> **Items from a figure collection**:
━━━━━━━━━━━━━━━━
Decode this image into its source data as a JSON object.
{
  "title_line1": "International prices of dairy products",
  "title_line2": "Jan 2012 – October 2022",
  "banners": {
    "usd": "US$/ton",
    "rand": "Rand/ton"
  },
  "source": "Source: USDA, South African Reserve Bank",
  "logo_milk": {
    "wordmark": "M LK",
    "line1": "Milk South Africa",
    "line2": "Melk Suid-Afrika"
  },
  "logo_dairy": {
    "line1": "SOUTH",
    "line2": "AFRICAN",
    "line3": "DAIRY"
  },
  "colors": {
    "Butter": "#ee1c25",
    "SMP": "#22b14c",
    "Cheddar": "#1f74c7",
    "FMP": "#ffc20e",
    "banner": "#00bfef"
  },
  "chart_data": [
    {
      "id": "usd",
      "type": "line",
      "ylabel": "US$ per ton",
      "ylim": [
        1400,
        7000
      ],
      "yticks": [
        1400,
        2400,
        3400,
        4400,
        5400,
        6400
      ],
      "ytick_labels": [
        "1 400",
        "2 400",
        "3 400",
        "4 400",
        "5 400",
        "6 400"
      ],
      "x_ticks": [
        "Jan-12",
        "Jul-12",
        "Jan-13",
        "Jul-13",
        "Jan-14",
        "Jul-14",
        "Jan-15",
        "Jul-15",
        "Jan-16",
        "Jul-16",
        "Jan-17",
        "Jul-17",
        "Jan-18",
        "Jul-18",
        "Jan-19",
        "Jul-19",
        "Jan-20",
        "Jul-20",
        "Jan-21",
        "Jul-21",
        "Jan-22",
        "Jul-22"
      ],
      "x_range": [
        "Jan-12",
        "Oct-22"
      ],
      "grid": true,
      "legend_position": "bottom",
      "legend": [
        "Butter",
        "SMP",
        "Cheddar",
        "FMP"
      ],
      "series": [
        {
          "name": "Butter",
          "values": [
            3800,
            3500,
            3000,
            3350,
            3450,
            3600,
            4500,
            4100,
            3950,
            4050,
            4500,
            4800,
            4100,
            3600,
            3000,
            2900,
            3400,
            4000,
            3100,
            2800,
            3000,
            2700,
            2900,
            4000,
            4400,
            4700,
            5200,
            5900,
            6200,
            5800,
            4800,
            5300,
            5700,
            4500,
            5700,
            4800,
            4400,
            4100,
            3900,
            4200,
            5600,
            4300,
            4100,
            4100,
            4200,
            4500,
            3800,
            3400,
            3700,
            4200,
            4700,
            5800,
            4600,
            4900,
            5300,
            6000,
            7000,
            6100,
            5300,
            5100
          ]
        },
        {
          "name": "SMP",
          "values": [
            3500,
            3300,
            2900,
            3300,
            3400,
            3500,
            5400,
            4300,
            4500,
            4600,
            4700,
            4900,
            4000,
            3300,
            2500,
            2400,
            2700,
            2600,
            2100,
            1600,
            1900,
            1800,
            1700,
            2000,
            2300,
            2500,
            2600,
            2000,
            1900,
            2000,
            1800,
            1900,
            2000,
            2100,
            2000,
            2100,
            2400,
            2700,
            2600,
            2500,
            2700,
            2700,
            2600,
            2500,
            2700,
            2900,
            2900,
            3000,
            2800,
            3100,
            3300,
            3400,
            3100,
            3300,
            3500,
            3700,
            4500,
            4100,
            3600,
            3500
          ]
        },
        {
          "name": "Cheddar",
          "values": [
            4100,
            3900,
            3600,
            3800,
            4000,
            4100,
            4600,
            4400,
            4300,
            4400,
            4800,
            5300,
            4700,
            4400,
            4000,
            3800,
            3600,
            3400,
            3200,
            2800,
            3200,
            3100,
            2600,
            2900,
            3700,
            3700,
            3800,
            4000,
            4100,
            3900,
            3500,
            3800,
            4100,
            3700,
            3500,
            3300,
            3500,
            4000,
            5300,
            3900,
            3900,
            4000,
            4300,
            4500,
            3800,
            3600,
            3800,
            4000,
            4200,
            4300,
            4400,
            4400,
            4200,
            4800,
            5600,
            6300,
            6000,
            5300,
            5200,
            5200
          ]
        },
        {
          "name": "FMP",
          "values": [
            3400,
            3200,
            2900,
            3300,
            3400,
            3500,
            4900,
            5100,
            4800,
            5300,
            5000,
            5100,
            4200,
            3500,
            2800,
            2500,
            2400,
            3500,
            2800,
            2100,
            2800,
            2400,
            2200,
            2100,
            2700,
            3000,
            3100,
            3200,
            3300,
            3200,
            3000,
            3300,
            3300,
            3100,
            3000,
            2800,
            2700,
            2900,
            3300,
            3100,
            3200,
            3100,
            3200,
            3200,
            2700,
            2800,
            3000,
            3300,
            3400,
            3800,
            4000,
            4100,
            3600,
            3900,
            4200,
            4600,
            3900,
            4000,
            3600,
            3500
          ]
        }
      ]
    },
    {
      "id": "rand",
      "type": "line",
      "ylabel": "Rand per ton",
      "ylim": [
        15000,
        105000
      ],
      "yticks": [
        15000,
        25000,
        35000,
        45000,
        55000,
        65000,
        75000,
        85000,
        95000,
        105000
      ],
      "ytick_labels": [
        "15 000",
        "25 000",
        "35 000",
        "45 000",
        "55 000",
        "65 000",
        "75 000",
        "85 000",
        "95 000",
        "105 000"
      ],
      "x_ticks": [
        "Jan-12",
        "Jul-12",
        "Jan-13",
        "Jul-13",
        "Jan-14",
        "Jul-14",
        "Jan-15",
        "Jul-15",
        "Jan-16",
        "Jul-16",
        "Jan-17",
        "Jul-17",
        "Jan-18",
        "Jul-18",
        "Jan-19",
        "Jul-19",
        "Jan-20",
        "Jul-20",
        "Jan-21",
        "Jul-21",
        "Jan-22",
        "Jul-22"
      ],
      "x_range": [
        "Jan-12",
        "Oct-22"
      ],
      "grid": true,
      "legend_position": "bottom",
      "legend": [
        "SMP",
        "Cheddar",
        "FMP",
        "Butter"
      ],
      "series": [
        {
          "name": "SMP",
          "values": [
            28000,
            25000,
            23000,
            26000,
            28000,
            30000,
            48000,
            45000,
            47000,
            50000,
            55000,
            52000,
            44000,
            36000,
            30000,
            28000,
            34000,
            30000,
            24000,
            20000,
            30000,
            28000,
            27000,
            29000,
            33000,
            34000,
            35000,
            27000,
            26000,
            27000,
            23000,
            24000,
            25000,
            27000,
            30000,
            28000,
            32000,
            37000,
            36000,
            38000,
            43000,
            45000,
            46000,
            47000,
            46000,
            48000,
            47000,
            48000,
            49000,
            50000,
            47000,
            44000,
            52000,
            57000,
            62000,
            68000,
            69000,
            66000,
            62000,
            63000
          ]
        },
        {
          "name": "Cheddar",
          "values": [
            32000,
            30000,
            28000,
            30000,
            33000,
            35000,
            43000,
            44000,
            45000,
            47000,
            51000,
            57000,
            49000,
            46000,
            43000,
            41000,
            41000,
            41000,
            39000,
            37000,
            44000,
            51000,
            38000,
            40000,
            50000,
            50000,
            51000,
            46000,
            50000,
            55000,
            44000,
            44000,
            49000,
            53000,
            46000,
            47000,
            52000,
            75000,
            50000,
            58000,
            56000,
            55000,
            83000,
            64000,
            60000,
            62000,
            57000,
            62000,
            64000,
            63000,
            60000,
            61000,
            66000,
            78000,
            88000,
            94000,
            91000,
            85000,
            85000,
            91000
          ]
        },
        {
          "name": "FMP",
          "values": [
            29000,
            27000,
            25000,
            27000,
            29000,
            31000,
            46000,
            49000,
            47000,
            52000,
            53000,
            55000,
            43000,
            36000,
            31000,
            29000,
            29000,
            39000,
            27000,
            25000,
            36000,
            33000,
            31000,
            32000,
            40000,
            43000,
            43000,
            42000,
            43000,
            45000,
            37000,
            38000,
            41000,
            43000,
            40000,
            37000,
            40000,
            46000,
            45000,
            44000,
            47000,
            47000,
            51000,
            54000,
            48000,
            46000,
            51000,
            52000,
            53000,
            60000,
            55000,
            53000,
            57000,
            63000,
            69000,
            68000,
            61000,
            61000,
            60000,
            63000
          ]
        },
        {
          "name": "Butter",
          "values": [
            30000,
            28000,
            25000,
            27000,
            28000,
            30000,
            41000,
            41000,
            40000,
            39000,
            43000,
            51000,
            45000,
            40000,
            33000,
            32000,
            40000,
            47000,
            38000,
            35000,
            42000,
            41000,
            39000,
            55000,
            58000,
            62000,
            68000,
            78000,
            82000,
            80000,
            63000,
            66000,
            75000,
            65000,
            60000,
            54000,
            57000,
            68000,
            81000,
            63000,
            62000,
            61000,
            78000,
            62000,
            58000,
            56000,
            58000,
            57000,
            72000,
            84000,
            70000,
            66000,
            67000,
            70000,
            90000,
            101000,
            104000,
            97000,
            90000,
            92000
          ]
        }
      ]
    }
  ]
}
━━━━━━━━━━━━━━━━
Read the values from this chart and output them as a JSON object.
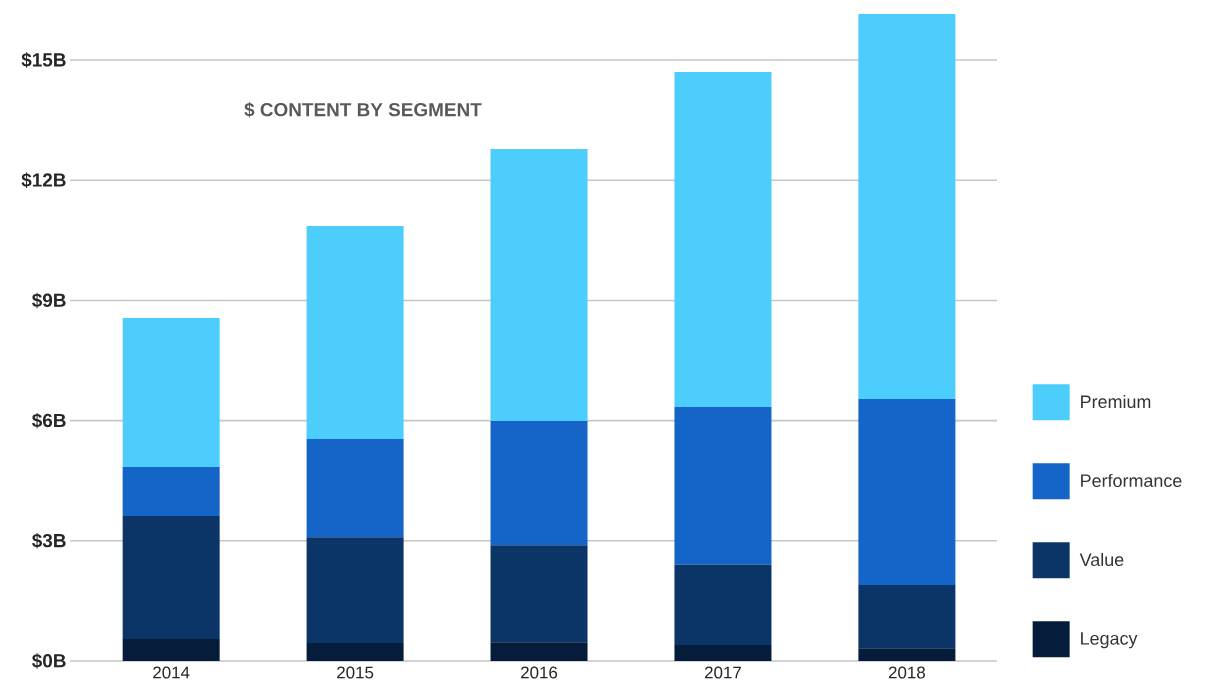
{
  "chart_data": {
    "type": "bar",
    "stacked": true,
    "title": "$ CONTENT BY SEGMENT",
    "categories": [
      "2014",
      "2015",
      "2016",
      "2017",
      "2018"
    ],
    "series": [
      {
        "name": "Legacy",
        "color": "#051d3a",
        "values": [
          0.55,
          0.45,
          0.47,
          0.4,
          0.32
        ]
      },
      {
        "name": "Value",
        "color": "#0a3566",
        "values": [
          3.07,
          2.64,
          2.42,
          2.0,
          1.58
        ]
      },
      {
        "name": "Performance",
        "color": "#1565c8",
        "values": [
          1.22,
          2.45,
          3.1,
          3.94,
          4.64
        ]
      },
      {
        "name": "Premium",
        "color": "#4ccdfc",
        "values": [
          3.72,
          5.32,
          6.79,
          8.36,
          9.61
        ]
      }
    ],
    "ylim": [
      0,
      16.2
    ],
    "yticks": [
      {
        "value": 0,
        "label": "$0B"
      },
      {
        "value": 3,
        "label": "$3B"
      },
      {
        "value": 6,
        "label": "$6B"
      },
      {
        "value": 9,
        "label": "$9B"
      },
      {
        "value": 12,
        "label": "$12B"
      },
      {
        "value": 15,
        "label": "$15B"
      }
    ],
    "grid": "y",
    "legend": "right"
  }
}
━━━━━━━━━━━━━━━━
Every line that holds the string "ylabel" should be returned.

> **Result below**:
      "ylabel": "US$ per ton",
      "ylabel": "Rand per ton",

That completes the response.